→ **Task to complete**
Extract all of the data and reproduce it precisely.

===== Data rows =====

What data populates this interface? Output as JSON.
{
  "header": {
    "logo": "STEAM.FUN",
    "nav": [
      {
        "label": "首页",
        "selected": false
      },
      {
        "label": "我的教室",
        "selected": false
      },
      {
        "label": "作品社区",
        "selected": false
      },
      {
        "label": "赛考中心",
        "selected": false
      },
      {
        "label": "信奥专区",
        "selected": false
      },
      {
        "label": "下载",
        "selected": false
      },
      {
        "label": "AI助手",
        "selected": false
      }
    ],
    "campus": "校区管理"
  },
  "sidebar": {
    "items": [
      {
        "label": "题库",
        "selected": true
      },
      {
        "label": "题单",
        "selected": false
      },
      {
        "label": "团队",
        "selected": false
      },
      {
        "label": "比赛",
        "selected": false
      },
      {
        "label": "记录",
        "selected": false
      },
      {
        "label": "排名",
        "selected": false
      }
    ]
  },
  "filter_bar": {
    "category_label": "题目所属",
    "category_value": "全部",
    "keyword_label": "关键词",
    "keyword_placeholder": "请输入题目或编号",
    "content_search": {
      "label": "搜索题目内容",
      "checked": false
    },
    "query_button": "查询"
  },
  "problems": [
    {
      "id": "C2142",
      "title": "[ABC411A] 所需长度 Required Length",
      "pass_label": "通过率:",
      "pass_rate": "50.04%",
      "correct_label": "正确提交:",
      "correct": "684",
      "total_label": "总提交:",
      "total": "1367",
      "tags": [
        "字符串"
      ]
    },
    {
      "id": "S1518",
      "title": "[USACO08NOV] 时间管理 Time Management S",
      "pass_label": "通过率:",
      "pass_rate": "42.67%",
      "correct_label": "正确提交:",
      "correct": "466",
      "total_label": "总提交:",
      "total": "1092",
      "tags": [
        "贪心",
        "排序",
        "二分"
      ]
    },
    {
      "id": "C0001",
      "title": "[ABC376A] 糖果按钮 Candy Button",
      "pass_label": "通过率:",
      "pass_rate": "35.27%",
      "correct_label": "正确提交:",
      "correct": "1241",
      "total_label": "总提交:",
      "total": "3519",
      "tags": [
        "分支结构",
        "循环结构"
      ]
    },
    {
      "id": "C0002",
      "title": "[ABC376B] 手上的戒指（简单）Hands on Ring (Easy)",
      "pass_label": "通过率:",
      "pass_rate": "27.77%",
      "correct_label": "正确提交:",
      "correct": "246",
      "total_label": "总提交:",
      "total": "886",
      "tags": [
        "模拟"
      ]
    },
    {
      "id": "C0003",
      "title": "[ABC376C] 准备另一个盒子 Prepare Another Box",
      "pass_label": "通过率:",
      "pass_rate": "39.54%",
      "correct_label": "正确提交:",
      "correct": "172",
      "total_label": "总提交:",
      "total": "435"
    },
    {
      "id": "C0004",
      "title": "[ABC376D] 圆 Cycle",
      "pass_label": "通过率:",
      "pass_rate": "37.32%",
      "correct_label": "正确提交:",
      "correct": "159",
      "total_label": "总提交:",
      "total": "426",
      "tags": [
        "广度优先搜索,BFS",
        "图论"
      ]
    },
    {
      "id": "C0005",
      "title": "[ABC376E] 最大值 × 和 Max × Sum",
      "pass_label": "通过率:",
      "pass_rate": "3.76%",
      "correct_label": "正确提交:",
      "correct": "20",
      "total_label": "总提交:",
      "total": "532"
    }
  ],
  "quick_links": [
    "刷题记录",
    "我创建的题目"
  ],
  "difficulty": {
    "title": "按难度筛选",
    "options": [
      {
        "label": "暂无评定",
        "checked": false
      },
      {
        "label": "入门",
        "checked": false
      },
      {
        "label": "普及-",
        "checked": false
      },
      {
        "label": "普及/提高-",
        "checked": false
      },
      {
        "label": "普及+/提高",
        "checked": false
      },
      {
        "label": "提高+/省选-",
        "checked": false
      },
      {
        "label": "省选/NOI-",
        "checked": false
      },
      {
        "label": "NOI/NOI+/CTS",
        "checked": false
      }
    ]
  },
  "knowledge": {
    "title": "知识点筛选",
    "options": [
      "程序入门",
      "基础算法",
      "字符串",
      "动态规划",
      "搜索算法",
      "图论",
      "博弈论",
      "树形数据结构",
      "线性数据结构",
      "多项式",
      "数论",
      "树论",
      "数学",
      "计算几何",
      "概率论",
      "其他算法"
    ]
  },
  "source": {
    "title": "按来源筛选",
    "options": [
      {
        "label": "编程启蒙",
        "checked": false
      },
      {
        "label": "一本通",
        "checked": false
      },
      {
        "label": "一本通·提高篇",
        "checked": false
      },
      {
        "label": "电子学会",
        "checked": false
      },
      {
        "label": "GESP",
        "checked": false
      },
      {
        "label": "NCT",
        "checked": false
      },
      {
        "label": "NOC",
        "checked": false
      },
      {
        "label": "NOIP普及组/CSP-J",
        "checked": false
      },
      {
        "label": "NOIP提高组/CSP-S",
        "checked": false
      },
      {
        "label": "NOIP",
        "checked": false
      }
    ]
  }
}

=====

→ **Final result**
What data populates this interface? Output as JSON.
{
  "header": {
    "logo": "STEAM.FUN",
    "nav": [
      {
        "label": "首页",
        "selected": false
      },
      {
        "label": "我的教室",
        "selected": false
      },
      {
        "label": "作品社区",
        "selected": false
      },
      {
        "label": "赛考中心",
        "selected": false
      },
      {
        "label": "信奥专区",
        "selected": false
      },
      {
        "label": "下载",
        "selected": false
      },
      {
        "label": "AI助手",
        "selected": false
      }
    ],
    "campus": "校区管理"
  },
  "sidebar": {
    "items": [
      {
        "label": "题库",
        "selected": true
      },
      {
        "label": "题单",
        "selected": false
      },
      {
        "label": "团队",
        "selected": false
      },
      {
        "label": "比赛",
        "selected": false
      },
      {
        "label": "记录",
        "selected": false
      },
      {
        "label": "排名",
        "selected": false
      }
    ]
  },
  "filter_bar": {
    "category_label": "题目所属",
    "category_value": "全部",
    "keyword_label": "关键词",
    "keyword_placeholder": "请输入题目或编号",
    "content_search": {
      "label": "搜索题目内容",
      "checked": false
    },
    "query_button": "查询"
  },
  "problems": [
    {
      "id": "C2142",
      "title": "[ABC411A] 所需长度 Required Length",
      "pass_label": "通过率:",
      "pass_rate": "50.04%",
      "correct_label": "正确提交:",
      "correct": "684",
      "total_label": "总提交:",
      "total": "1367",
      "tags": [
        "字符串"
      ]
    },
    {
      "id": "S1518",
      "title": "[USACO08NOV] 时间管理 Time Management S",
      "pass_label": "通过率:",
      "pass_rate": "42.67%",
      "correct_label": "正确提交:",
      "correct": "466",
      "total_label": "总提交:",
      "total": "1092",
      "tags": [
        "贪心",
        "排序",
        "二分"
      ]
    },
    {
      "id": "C0001",
      "title": "[ABC376A] 糖果按钮 Candy Button",
      "pass_label": "通过率:",
      "pass_rate": "35.27%",
      "correct_label": "正确提交:",
      "correct": "1241",
      "total_label": "总提交:",
      "total": "3519",
      "tags": [
        "分支结构",
        "循环结构"
      ]
    },
    {
      "id": "C0002",
      "title": "[ABC376B] 手上的戒指（简单）Hands on Ring (Easy)",
      "pass_label": "通过率:",
      "pass_rate": "27.77%",
      "correct_label": "正确提交:",
      "correct": "246",
      "total_label": "总提交:",
      "total": "886",
      "tags": [
        "模拟"
      ]
    },
    {
      "id": "C0003",
      "title": "[ABC376C] 准备另一个盒子 Prepare Another Box",
      "pass_label": "通过率:",
      "pass_rate": "39.54%",
      "correct_label": "正确提交:",
      "correct": "172",
      "total_label": "总提交:",
      "total": "435"
    },
    {
      "id": "C0004",
      "title": "[ABC376D] 圆 Cycle",
      "pass_label": "通过率:",
      "pass_rate": "37.32%",
      "correct_label": "正确提交:",
      "correct": "159",
      "total_label": "总提交:",
      "total": "426",
      "tags": [
        "广度优先搜索,BFS",
        "图论"
      ]
    },
    {
      "id": "C0005",
      "title": "[ABC376E] 最大值 × 和 Max × Sum",
      "pass_label": "通过率:",
      "pass_rate": "3.76%",
      "correct_label": "正确提交:",
      "correct": "20",
      "total_label": "总提交:",
      "total": "532"
    }
  ],
  "quick_links": [
    "刷题记录",
    "我创建的题目"
  ],
  "difficulty": {
    "title": "按难度筛选",
    "options": [
      {
        "label": "暂无评定",
        "checked": false
      },
      {
        "label": "入门",
        "checked": false
      },
      {
        "label": "普及-",
        "checked": false
      },
      {
        "label": "普及/提高-",
        "checked": false
      },
      {
        "label": "普及+/提高",
        "checked": false
      },
      {
        "label": "提高+/省选-",
        "checked": false
      },
      {
        "label": "省选/NOI-",
        "checked": false
      },
      {
        "label": "NOI/NOI+/CTS",
        "checked": false
      }
    ]
  },
  "knowledge": {
    "title": "知识点筛选",
    "options": [
      "程序入门",
      "基础算法",
      "字符串",
      "动态规划",
      "搜索算法",
      "图论",
      "博弈论",
      "树形数据结构",
      "线性数据结构",
      "多项式",
      "数论",
      "树论",
      "数学",
      "计算几何",
      "概率论",
      "其他算法"
    ]
  },
  "source": {
    "title": "按来源筛选",
    "options": [
      {
        "label": "编程启蒙",
        "checked": false
      },
      {
        "label": "一本通",
        "checked": false
      },
      {
        "label": "一本通·提高篇",
        "checked": false
      },
      {
        "label": "电子学会",
        "checked": false
      },
      {
        "label": "GESP",
        "checked": false
      },
      {
        "label": "NCT",
        "checked": false
      },
      {
        "label": "NOC",
        "checked": false
      },
      {
        "label": "NOIP普及组/CSP-J",
        "checked": false
      },
      {
        "label": "NOIP提高组/CSP-S",
        "checked": false
      },
      {
        "label": "NOIP",
        "checked": false
      }
    ]
  }
}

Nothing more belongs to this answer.